> [Given request]: Restate the data word for word and leave the images out.

> [Information shown]:

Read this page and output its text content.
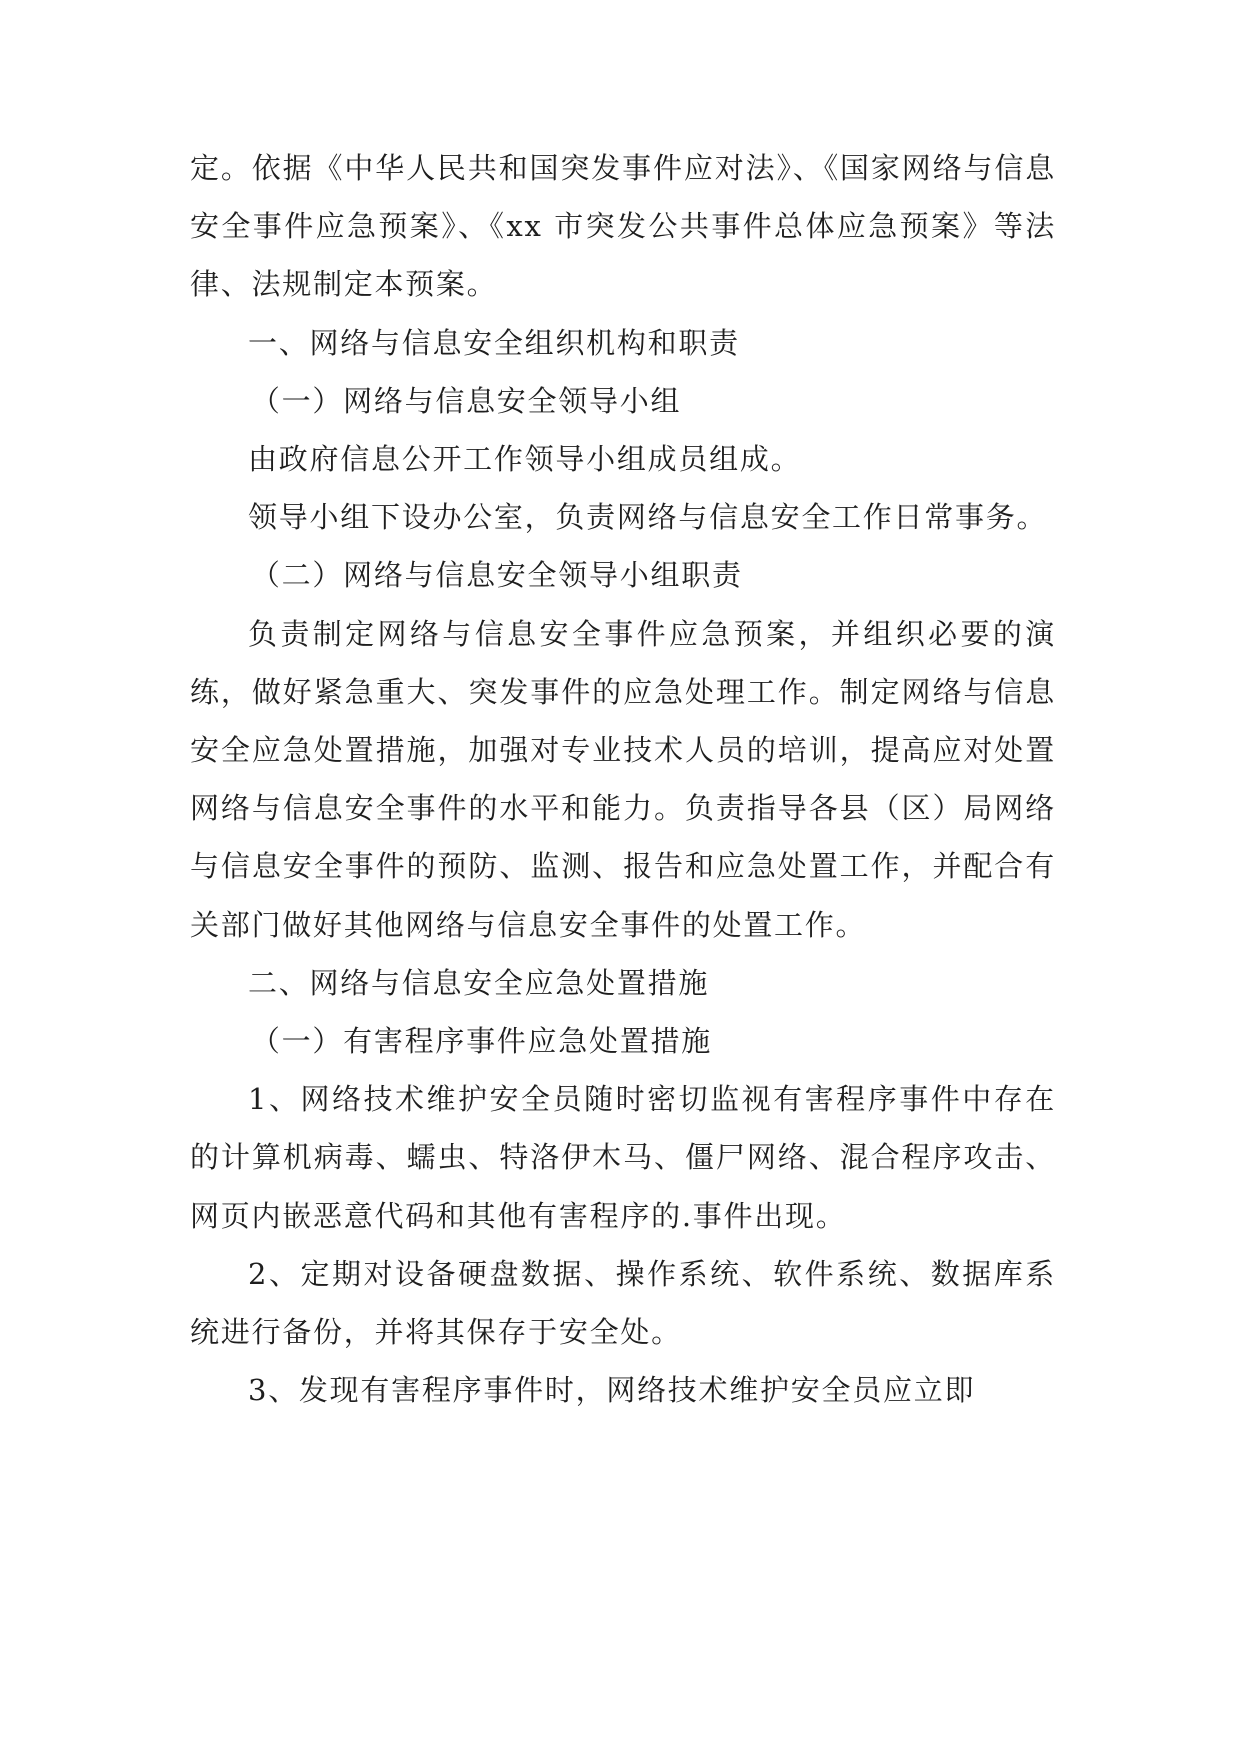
定。依据《中华人民共和国突发事件应对法》、《国家网络与信息安全事件应急预案》、《xx 市突发公共事件总体应急预案》等法律、法规制定本预案。

一、网络与信息安全组织机构和职责

（一）网络与信息安全领导小组

由政府信息公开工作领导小组成员组成。

领导小组下设办公室，负责网络与信息安全工作日常事务。

（二）网络与信息安全领导小组职责

负责制定网络与信息安全事件应急预案，并组织必要的演练，做好紧急重大、突发事件的应急处理工作。制定网络与信息安全应急处置措施，加强对专业技术人员的培训，提高应对处置网络与信息安全事件的水平和能力。负责指导各县（区）局网络与信息安全事件的预防、监测、报告和应急处置工作，并配合有关部门做好其他网络与信息安全事件的处置工作。

二、网络与信息安全应急处置措施

（一）有害程序事件应急处置措施

1、网络技术维护安全员随时密切监视有害程序事件中存在的计算机病毒、蠕虫、特洛伊木马、僵尸网络、混合程序攻击、网页内嵌恶意代码和其他有害程序的.事件出现。

2、定期对设备硬盘数据、操作系统、软件系统、数据库系统进行备份，并将其保存于安全处。

3、发现有害程序事件时，网络技术维护安全员应立即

> [Task output]:
Read this page and output its text content.
定。依据《中华人民共和国突发事件应对法》、《国家网络与信息安全事件应急预案》、《xx 市突发公共事件总体应急预案》等法律、法规制定本预案。

一、网络与信息安全组织机构和职责

（一）网络与信息安全领导小组

由政府信息公开工作领导小组成员组成。

领导小组下设办公室，负责网络与信息安全工作日常事务。

（二）网络与信息安全领导小组职责

负责制定网络与信息安全事件应急预案，并组织必要的演练，做好紧急重大、突发事件的应急处理工作。制定网络与信息安全应急处置措施，加强对专业技术人员的培训，提高应对处置网络与信息安全事件的水平和能力。负责指导各县（区）局网络与信息安全事件的预防、监测、报告和应急处置工作，并配合有关部门做好其他网络与信息安全事件的处置工作。

二、网络与信息安全应急处置措施

（一）有害程序事件应急处置措施

1、网络技术维护安全员随时密切监视有害程序事件中存在的计算机病毒、蠕虫、特洛伊木马、僵尸网络、混合程序攻击、网页内嵌恶意代码和其他有害程序的.事件出现。

2、定期对设备硬盘数据、操作系统、软件系统、数据库系统进行备份，并将其保存于安全处。

3、发现有害程序事件时，网络技术维护安全员应立即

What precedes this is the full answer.